Start of PROVIDED DATA

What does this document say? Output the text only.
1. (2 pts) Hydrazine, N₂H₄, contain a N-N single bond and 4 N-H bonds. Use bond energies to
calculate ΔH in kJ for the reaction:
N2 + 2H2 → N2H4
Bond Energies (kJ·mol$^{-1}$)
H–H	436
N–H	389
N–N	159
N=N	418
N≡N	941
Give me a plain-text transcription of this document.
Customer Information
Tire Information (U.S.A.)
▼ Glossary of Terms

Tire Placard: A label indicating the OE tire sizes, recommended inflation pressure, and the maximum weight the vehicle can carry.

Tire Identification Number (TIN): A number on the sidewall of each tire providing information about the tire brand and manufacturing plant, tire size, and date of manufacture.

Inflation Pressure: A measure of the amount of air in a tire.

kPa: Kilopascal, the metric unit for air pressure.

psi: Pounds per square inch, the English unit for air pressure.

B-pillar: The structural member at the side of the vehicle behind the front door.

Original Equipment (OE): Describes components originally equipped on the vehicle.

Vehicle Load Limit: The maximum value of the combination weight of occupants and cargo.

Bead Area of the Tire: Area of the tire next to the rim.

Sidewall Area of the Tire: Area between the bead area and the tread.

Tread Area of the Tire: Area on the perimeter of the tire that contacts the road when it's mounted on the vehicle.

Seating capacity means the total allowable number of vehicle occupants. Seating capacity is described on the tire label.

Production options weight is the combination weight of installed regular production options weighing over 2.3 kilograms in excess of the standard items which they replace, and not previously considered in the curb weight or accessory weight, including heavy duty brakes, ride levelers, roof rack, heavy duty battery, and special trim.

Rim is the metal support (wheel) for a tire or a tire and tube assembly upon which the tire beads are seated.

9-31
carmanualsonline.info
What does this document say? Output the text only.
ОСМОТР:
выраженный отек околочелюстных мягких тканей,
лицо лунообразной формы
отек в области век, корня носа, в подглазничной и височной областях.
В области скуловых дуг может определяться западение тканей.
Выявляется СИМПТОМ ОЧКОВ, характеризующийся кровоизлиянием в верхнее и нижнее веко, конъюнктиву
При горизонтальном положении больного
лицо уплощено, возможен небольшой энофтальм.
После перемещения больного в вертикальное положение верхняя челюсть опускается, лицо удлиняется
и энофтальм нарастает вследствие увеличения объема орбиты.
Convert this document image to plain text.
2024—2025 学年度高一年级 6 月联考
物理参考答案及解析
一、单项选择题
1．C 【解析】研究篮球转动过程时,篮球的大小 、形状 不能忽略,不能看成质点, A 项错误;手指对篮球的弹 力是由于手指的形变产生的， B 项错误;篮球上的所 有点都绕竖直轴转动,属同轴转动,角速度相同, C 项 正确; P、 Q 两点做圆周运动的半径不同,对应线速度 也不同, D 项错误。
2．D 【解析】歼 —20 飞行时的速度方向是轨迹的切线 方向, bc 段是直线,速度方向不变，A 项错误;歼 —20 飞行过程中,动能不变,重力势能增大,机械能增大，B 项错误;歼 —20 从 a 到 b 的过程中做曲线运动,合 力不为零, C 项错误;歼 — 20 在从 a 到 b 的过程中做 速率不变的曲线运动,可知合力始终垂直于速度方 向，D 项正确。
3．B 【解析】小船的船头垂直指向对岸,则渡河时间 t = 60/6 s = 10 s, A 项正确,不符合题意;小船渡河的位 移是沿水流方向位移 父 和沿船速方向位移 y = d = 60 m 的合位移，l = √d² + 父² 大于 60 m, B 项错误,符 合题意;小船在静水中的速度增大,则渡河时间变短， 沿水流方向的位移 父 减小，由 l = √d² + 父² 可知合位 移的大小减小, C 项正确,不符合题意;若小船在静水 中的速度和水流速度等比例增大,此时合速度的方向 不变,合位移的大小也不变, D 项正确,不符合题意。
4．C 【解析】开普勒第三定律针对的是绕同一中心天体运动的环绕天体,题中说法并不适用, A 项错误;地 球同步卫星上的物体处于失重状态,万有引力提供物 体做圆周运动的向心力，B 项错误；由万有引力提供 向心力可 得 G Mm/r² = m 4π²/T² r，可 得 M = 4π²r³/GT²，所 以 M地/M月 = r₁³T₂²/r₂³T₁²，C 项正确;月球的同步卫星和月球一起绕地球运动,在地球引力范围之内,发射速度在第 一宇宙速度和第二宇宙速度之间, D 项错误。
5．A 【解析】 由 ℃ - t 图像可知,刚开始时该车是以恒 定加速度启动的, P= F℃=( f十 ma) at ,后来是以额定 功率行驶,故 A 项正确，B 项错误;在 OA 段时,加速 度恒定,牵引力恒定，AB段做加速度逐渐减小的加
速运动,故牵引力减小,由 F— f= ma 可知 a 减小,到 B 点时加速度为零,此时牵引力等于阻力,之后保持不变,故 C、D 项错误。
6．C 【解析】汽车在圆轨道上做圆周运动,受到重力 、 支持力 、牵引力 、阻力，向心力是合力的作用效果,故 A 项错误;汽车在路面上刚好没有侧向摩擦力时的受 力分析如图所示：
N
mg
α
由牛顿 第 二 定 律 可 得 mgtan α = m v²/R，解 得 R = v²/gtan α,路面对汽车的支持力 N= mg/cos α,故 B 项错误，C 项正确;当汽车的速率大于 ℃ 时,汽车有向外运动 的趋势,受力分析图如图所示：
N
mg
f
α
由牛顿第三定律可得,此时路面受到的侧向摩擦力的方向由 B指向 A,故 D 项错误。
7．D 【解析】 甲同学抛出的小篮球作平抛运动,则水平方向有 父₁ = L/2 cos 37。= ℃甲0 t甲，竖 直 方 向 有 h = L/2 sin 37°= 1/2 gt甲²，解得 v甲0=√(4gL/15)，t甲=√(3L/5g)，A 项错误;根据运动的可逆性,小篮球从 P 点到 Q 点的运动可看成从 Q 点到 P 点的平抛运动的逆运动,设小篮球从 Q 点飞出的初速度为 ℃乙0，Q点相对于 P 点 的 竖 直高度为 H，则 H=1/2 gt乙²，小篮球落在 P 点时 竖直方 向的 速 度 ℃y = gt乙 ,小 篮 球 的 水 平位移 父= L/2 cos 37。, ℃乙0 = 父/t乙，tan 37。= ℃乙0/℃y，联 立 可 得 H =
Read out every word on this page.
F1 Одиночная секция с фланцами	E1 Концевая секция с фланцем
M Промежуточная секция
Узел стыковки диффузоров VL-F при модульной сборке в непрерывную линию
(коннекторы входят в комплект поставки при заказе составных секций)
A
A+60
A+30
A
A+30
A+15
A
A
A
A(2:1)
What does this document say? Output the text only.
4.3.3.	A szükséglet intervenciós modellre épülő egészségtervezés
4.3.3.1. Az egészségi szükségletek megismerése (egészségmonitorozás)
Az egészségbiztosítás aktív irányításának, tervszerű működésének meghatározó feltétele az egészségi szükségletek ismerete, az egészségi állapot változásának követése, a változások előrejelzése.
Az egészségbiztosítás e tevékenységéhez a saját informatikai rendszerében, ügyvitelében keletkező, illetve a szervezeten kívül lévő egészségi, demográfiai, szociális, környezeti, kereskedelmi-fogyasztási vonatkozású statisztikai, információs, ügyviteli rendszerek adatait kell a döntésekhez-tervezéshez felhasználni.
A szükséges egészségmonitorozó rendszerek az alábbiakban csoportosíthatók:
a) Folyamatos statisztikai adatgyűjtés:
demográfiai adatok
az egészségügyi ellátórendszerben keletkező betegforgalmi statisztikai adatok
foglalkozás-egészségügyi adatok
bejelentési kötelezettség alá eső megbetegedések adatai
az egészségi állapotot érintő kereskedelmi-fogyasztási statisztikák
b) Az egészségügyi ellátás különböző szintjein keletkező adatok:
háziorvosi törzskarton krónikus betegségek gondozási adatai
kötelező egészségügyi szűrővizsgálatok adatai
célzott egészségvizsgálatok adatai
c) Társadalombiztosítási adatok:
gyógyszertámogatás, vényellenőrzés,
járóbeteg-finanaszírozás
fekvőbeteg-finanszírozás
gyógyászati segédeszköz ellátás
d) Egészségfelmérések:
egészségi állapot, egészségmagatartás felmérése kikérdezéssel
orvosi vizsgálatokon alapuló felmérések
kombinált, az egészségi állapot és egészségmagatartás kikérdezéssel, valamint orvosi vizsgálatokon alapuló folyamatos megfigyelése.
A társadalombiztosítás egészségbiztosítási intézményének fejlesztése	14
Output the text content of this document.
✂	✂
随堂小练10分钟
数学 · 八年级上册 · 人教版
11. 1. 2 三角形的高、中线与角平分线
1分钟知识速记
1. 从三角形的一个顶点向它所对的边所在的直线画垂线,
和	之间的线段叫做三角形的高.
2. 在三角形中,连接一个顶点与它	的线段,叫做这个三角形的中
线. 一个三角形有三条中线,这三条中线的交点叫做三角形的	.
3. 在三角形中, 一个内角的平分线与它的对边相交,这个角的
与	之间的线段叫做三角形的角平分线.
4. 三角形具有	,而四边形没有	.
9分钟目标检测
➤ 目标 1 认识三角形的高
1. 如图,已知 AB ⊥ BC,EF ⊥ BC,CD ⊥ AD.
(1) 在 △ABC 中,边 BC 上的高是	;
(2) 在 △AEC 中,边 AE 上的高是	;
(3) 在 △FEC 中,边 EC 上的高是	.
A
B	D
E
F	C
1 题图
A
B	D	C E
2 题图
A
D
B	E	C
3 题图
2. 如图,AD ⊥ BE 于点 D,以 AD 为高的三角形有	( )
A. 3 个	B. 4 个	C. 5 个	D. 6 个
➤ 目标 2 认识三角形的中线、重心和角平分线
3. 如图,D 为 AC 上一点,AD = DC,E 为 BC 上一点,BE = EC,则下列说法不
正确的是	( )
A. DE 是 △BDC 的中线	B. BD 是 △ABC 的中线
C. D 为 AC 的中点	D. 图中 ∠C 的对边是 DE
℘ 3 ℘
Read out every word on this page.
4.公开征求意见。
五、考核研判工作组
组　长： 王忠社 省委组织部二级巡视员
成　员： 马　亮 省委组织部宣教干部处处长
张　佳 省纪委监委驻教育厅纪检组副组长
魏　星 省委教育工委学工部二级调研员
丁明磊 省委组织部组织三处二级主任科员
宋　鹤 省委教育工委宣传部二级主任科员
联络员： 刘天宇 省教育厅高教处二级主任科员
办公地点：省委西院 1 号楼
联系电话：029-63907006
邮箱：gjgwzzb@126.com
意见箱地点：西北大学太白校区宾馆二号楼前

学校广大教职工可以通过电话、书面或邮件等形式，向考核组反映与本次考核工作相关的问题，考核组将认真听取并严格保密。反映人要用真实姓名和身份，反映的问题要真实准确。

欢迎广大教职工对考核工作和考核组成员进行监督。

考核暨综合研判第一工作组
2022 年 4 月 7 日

End of PROVIDED DATA

TASK
Which lines contain "fogyasztási"? Show each of them.

TASK ANSWER
Az egészségbiztosítás e tevékenységéhez a saját informatikai rendszerében, ügyvitelében keletkező, illetve a szervezeten kívül lévő egészségi, demográfiai, szociális, környezeti, kereskedelmi-fogyasztási vonatkozású statisztikai, információs, ügyviteli rendszerek adatait kell a döntésekhez-tervezéshez felhasználni.
az egészségi állapotot érintő kereskedelmi-fogyasztási statisztikák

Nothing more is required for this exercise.